===== Provided records
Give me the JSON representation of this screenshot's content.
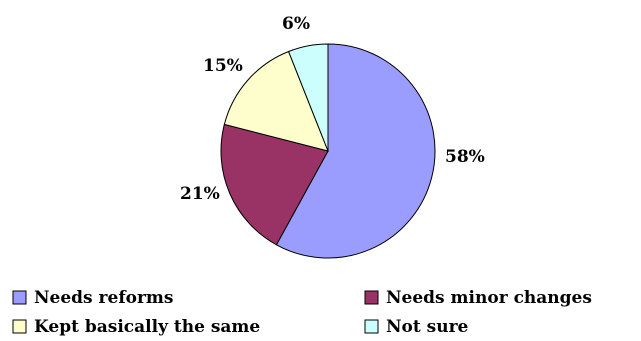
{
  "chart_data": {
    "type": "pie",
    "slices": [
      {
        "label": "Needs reforms",
        "value": 58,
        "display": "58%",
        "color": "#9b9dfe"
      },
      {
        "label": "Needs minor changes",
        "value": 21,
        "display": "21%",
        "color": "#993366"
      },
      {
        "label": "Kept basically the same",
        "value": 15,
        "display": "15%",
        "color": "#fefecc"
      },
      {
        "label": "Not sure",
        "value": 6,
        "display": "6%",
        "color": "#ccfefe"
      }
    ],
    "start": "12 o'clock",
    "direction": "clockwise",
    "border_color": "#000000",
    "legend_position": "bottom"
  }
}
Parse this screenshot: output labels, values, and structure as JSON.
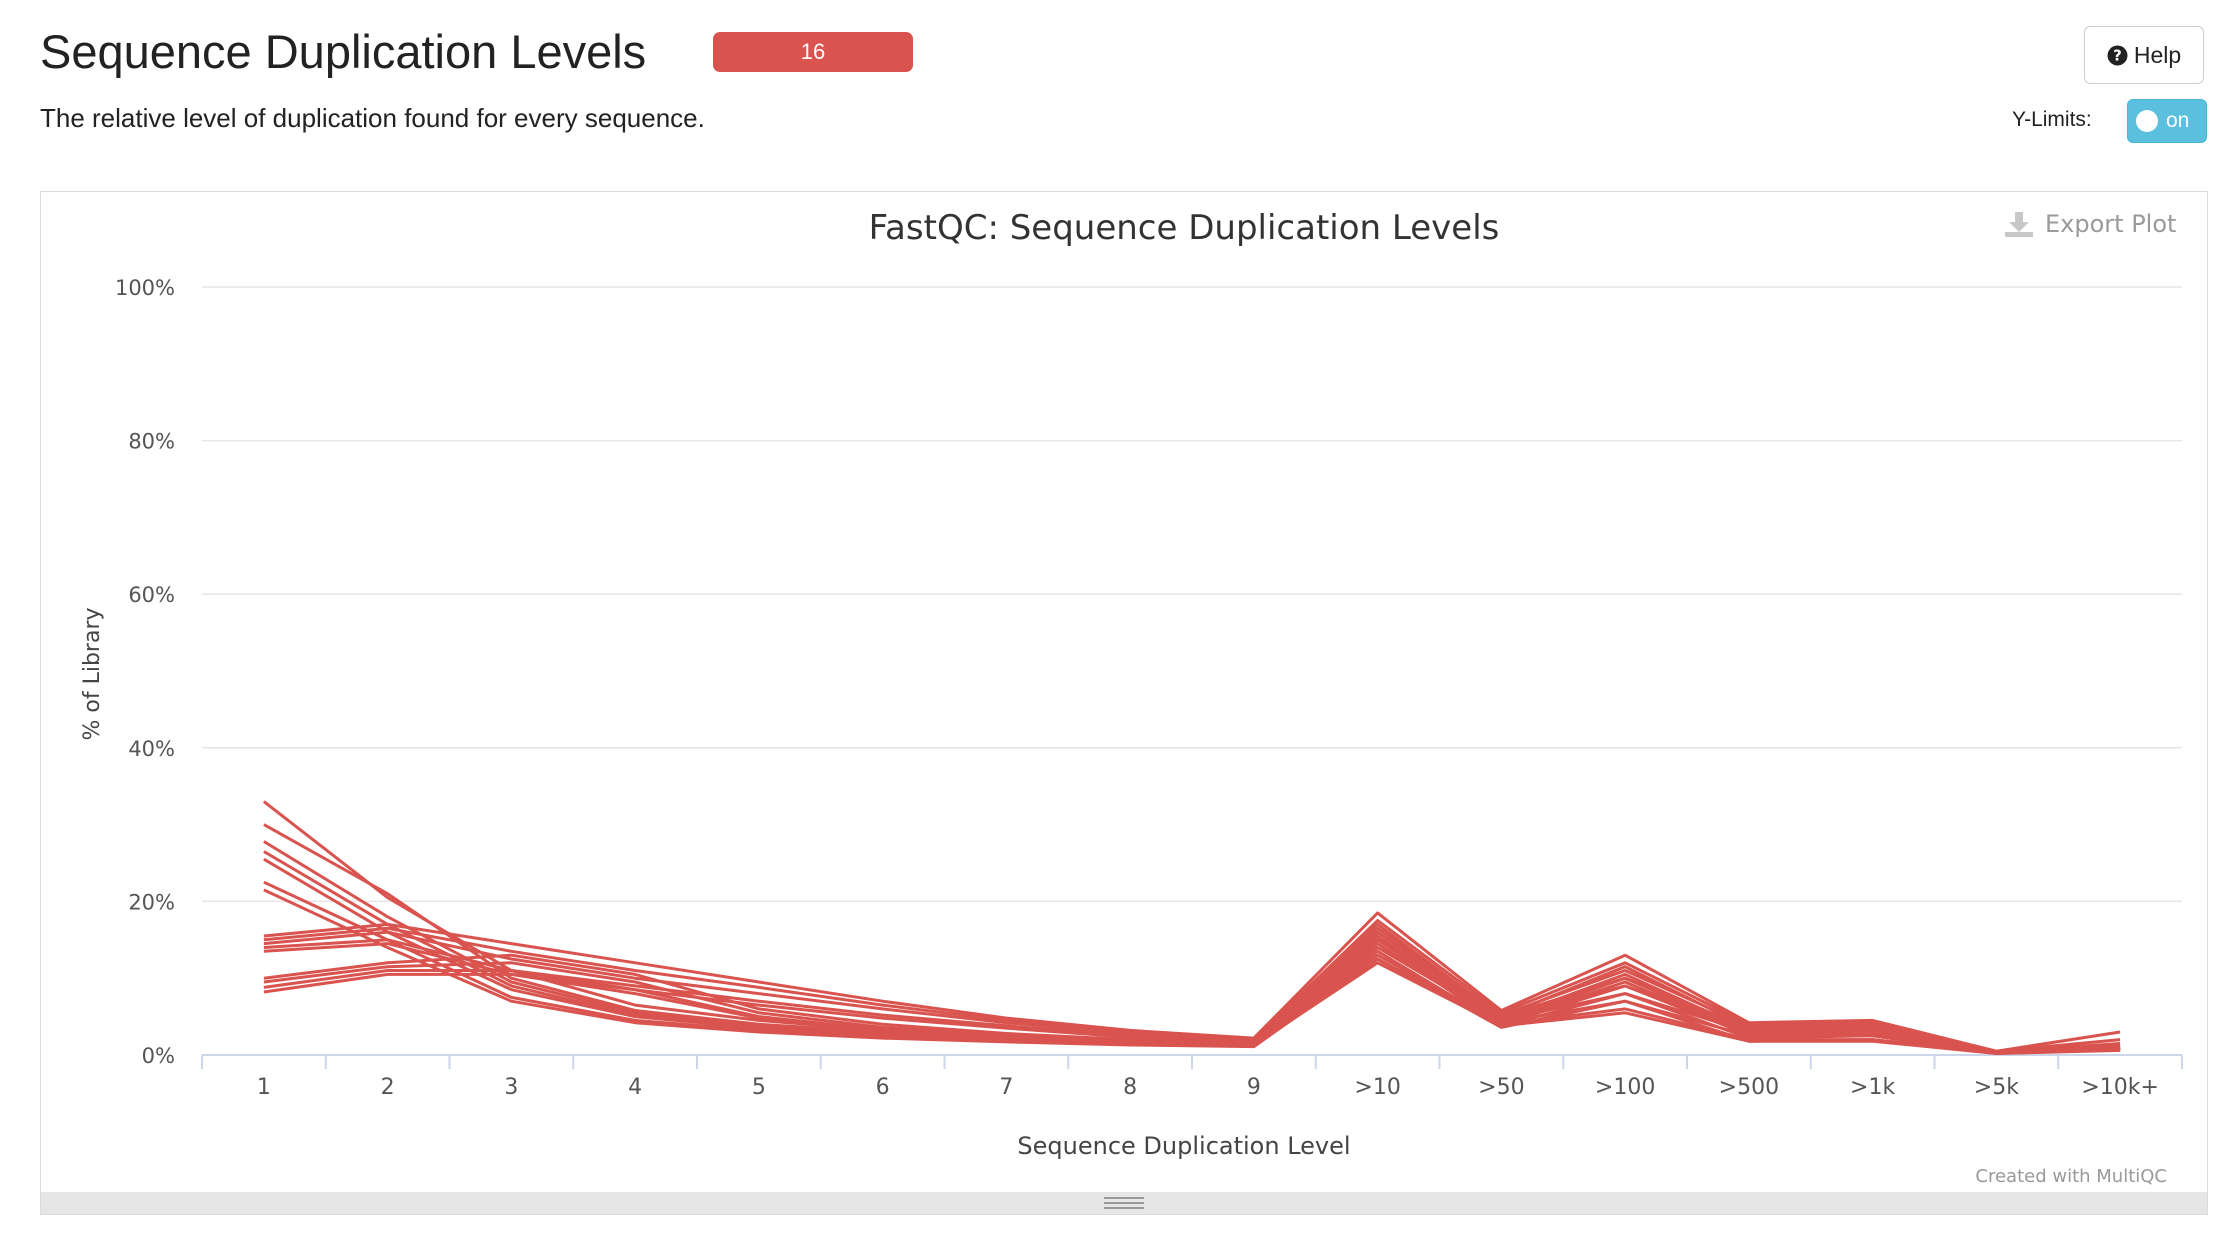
==========
What the exercise asks: With the pictures omitted, reproduce the records in full and exactly.

Answer to the problem:
Give me the JSON representation of this screenshot's content.
{
  "chart_data": {
    "type": "pie",
    "slices": [
      {
        "label": "Needs reforms",
        "value": 58,
        "display": "58%",
        "color": "#9b9dfe"
      },
      {
        "label": "Needs minor changes",
        "value": 21,
        "display": "21%",
        "color": "#993366"
      },
      {
        "label": "Kept basically the same",
        "value": 15,
        "display": "15%",
        "color": "#fefecc"
      },
      {
        "label": "Not sure",
        "value": 6,
        "display": "6%",
        "color": "#ccfefe"
      }
    ],
    "start": "12 o'clock",
    "direction": "clockwise",
    "border_color": "#000000",
    "legend_position": "bottom"
  }
}
Parse this screenshot: output labels, values, and structure as JSON.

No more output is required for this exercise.